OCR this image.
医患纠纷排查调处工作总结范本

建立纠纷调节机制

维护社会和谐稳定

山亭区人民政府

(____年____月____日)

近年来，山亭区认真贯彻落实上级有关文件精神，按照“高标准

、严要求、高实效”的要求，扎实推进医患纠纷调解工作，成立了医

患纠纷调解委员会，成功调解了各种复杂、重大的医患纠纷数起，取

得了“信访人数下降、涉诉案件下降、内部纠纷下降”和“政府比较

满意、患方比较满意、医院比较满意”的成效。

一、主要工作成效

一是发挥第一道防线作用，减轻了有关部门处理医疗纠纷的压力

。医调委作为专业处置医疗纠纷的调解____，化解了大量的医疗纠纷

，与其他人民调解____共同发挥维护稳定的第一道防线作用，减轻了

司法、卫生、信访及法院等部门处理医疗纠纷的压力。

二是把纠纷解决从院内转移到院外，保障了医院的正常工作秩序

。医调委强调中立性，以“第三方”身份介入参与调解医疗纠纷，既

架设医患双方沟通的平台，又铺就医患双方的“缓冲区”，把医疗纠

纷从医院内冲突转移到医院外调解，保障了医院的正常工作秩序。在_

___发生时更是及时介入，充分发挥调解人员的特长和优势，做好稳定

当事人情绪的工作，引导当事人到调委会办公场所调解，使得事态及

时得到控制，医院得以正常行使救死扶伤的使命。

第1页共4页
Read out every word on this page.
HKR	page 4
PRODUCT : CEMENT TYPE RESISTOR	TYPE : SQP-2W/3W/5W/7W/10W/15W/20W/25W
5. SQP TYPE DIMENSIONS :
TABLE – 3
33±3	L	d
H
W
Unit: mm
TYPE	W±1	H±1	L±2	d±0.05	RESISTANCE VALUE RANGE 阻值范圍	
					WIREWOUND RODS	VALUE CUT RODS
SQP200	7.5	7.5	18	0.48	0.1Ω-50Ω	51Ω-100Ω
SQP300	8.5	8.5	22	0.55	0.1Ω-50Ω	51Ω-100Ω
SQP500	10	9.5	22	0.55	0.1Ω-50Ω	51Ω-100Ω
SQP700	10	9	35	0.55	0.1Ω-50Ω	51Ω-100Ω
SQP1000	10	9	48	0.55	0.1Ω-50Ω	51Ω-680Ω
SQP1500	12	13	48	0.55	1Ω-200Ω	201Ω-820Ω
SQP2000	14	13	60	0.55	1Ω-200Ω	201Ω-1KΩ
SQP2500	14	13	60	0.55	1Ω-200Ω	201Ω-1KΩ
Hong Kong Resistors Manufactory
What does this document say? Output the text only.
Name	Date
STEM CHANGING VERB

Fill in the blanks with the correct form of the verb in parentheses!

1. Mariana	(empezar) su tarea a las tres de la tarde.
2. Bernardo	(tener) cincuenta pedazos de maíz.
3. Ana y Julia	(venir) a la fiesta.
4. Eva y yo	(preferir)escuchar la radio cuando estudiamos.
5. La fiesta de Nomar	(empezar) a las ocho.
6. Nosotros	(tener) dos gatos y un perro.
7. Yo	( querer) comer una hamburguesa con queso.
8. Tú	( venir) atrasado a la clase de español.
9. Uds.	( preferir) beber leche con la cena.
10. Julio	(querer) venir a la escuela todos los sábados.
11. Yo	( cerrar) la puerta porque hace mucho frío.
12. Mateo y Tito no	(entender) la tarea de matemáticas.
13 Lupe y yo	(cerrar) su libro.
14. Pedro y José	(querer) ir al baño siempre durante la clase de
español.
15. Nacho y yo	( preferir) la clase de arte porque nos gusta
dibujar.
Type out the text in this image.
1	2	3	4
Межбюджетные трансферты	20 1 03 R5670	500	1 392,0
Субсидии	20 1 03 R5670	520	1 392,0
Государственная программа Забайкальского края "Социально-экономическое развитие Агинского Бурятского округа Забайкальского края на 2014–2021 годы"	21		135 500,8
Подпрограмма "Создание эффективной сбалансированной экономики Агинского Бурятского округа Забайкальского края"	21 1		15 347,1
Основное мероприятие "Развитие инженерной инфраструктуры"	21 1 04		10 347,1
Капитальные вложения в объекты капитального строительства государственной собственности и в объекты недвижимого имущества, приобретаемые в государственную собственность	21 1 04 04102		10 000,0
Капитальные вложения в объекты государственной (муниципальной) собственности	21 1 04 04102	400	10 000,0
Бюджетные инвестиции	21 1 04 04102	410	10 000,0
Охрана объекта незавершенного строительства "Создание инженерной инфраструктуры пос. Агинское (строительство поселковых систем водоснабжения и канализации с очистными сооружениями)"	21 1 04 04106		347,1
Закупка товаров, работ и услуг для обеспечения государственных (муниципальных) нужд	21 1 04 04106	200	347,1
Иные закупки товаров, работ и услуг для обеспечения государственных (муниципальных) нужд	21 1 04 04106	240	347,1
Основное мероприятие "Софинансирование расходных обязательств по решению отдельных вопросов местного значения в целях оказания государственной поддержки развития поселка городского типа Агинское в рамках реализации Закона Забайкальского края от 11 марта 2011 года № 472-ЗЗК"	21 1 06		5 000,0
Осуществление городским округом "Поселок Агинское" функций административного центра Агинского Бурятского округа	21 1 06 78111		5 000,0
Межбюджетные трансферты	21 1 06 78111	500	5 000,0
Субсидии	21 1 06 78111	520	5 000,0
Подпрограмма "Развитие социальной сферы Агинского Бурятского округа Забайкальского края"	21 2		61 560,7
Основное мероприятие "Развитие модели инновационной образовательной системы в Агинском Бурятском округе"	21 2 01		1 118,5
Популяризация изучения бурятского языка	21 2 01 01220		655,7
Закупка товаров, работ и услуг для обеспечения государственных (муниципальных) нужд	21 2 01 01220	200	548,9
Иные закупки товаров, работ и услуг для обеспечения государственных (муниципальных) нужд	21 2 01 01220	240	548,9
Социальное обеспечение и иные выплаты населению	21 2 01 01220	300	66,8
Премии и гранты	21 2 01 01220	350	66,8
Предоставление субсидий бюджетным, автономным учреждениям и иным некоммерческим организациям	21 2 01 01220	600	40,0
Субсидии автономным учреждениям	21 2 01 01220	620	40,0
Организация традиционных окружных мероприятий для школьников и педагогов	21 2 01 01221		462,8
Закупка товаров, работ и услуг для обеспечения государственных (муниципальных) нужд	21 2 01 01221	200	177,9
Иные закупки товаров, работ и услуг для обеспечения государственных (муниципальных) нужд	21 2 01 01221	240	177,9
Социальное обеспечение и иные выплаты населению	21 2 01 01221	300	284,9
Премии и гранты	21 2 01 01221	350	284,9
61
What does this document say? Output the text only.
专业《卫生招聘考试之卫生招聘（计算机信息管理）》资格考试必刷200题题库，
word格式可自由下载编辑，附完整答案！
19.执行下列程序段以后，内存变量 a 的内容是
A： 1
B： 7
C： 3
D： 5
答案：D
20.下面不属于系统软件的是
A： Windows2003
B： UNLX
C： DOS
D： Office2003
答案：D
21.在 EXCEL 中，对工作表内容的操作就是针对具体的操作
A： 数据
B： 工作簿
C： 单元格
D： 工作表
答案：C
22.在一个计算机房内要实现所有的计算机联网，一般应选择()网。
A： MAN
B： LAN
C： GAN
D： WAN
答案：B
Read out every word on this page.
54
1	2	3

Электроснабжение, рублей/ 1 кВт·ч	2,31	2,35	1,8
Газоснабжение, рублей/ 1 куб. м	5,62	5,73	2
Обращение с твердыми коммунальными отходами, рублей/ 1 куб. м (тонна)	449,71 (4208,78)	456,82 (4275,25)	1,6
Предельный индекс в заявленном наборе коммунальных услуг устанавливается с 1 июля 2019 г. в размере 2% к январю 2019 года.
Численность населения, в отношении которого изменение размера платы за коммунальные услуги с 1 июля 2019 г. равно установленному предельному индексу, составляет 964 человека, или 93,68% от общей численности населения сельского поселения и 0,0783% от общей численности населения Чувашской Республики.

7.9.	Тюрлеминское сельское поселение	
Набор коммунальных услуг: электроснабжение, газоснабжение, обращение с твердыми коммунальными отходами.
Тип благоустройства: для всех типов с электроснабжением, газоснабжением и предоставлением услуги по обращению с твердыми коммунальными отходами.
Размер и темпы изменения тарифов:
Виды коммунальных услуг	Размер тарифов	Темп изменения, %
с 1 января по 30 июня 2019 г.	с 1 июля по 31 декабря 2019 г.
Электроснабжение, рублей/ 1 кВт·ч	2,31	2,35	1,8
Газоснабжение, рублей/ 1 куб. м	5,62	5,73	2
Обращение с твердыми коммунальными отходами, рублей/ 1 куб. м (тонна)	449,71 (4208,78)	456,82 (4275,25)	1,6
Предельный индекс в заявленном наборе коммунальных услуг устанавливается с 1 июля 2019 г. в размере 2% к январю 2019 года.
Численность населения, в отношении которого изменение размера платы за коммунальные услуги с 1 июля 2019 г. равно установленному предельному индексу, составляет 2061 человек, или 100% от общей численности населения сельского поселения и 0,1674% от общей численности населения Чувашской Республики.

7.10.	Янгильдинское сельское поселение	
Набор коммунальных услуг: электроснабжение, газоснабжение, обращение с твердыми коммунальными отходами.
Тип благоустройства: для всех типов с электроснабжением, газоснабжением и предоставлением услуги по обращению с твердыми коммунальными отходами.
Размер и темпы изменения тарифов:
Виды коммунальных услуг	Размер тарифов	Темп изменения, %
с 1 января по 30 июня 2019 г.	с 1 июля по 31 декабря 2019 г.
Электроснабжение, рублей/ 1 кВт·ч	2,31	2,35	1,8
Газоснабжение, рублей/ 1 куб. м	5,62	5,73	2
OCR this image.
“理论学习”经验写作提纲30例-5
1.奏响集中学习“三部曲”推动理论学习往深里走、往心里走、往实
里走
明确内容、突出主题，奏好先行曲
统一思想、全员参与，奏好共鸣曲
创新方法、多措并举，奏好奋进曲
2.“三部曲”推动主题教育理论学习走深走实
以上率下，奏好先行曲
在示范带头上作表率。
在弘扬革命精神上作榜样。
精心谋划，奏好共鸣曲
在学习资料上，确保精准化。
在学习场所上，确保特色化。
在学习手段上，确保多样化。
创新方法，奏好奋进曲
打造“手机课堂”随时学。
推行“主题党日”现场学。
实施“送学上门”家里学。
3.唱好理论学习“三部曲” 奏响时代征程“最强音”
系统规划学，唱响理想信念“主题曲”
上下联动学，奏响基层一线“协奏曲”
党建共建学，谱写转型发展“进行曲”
- - -
#### [WHAT YOU NEED TO DO]
Report the number of lines above that contain the word "porque", and only that number.

#### [SOLUTION]
2